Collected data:
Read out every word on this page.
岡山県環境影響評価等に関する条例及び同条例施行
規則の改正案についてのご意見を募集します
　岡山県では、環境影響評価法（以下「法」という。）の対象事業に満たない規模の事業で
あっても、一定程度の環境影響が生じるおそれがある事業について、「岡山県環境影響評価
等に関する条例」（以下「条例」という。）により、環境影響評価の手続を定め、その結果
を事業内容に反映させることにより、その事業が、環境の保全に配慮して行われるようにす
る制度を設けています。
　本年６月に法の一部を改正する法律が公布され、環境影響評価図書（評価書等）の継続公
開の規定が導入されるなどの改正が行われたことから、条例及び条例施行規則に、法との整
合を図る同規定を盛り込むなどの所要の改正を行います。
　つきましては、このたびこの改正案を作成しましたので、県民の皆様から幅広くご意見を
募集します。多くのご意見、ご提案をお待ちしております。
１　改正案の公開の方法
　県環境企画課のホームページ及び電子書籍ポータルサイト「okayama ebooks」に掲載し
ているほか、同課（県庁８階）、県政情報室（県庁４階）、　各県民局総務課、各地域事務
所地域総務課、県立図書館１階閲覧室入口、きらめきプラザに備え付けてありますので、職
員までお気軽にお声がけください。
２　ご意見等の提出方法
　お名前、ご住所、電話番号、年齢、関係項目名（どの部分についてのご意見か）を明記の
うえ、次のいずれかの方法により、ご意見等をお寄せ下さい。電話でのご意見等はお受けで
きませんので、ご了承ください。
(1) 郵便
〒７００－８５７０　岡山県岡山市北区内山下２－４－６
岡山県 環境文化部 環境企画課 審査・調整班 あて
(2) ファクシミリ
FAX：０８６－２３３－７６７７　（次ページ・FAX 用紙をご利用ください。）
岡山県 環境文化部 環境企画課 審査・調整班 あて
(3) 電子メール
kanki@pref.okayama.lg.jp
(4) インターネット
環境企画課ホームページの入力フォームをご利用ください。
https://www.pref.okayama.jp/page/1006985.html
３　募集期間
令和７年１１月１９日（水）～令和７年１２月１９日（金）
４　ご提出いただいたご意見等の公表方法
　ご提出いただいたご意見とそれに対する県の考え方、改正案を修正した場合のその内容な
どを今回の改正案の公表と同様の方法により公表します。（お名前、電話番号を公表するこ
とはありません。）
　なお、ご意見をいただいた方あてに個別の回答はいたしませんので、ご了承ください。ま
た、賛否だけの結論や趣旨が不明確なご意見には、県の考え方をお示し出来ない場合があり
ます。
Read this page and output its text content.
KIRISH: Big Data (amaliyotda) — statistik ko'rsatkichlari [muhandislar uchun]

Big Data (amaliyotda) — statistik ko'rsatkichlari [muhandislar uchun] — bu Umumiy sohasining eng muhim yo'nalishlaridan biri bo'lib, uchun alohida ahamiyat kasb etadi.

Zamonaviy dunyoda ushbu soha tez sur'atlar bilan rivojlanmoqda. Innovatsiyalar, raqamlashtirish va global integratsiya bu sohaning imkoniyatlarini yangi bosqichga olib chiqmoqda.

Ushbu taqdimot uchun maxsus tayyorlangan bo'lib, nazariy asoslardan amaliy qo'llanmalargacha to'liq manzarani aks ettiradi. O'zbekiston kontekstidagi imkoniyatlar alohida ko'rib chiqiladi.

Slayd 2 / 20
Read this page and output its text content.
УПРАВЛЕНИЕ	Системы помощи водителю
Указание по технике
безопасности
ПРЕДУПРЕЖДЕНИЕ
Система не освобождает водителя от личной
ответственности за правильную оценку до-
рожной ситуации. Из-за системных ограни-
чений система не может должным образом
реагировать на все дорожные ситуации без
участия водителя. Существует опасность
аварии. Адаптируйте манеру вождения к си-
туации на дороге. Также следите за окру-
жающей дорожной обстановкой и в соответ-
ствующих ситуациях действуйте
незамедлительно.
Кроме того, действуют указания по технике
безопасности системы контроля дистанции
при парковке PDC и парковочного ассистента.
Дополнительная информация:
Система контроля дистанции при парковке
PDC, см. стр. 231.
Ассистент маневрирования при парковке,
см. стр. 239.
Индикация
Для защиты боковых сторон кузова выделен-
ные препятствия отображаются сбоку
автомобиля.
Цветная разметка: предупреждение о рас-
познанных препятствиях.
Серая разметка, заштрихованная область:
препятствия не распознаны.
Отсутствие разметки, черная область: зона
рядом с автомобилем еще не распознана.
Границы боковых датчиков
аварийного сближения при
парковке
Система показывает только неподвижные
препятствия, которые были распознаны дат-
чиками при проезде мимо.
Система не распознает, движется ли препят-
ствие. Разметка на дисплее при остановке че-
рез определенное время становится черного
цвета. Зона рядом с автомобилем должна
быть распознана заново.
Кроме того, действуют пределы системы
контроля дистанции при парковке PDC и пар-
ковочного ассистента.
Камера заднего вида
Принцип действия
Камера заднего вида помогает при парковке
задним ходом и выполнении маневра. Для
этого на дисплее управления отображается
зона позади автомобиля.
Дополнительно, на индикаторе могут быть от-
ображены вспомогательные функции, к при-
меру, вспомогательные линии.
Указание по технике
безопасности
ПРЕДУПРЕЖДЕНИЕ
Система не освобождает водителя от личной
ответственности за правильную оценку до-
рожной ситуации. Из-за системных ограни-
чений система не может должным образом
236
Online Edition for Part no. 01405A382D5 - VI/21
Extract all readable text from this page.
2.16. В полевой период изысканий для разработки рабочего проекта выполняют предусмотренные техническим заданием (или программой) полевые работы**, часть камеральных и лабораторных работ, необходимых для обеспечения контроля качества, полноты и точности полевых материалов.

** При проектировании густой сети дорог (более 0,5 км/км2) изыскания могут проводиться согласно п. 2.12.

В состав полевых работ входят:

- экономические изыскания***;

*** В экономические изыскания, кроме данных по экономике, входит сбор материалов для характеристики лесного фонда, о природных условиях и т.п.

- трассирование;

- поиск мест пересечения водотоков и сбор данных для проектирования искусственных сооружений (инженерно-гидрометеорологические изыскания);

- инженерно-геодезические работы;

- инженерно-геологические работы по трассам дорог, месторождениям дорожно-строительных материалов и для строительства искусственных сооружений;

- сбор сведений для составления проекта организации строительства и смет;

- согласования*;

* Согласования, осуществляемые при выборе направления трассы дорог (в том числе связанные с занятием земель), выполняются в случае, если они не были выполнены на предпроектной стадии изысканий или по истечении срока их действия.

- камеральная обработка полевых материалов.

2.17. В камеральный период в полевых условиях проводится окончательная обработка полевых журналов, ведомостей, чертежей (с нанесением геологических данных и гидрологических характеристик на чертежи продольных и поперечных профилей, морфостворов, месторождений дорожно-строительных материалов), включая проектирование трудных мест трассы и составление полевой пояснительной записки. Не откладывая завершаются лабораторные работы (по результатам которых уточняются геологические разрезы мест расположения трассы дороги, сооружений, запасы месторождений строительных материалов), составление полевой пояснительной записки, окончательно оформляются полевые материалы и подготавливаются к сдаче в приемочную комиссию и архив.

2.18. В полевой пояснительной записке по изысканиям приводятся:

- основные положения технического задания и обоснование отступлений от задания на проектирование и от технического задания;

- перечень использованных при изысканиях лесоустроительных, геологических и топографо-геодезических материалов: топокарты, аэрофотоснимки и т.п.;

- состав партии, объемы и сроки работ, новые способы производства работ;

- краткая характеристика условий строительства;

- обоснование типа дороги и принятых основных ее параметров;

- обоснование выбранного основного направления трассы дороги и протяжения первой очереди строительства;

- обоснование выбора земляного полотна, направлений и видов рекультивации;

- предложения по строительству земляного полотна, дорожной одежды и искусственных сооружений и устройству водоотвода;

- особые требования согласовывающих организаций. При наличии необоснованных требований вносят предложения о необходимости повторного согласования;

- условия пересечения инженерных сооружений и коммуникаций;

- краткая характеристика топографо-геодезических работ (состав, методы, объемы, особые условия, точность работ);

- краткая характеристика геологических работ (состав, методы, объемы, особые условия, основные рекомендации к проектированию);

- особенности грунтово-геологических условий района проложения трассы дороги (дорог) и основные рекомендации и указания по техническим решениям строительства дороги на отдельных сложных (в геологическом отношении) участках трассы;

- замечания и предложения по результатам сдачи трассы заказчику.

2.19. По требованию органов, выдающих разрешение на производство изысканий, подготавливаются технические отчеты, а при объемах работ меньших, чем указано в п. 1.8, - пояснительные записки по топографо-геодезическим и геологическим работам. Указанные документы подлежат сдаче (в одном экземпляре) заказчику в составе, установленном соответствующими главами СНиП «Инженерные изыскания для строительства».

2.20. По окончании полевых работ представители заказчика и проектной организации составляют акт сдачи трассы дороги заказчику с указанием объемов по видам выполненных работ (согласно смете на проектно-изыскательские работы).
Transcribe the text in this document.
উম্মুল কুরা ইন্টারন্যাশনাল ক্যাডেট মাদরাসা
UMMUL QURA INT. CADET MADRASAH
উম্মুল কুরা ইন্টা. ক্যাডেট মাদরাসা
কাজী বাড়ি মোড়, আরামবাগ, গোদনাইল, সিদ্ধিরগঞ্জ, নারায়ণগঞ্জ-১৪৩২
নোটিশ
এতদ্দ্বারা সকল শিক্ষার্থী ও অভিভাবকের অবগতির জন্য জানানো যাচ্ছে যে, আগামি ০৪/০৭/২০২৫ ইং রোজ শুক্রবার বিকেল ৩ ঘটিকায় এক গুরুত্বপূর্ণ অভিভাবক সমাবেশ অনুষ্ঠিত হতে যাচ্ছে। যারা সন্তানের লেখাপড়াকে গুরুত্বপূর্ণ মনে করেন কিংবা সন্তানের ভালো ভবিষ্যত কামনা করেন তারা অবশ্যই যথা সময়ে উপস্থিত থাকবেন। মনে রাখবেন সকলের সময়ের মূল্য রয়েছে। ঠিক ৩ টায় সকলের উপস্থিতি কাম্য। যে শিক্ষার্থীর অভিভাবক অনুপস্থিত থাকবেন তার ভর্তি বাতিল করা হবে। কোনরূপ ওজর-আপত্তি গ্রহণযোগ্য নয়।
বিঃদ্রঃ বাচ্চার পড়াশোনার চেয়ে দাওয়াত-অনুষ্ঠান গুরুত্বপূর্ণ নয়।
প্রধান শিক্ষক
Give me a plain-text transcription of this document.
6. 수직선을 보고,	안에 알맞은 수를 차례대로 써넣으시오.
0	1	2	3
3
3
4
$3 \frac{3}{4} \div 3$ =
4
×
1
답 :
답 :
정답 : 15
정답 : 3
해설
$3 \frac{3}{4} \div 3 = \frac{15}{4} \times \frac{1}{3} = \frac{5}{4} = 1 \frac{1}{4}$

◆ **Set task**: Write out the lines above, starting at the line that contains "Give me a plain-text" and ending with the final line, and nothing else; copy them exactly.

◆ **Answer for this exercise**:
Give me a plain-text transcription of this document.
6. 수직선을 보고,	안에 알맞은 수를 차례대로 써넣으시오.
0	1	2	3
3
3
4
$3 \frac{3}{4} \div 3$ =
4
×
1
답 :
답 :
정답 : 15
정답 : 3
해설
$3 \frac{3}{4} \div 3 = \frac{15}{4} \times \frac{1}{3} = \frac{5}{4} = 1 \frac{1}{4}$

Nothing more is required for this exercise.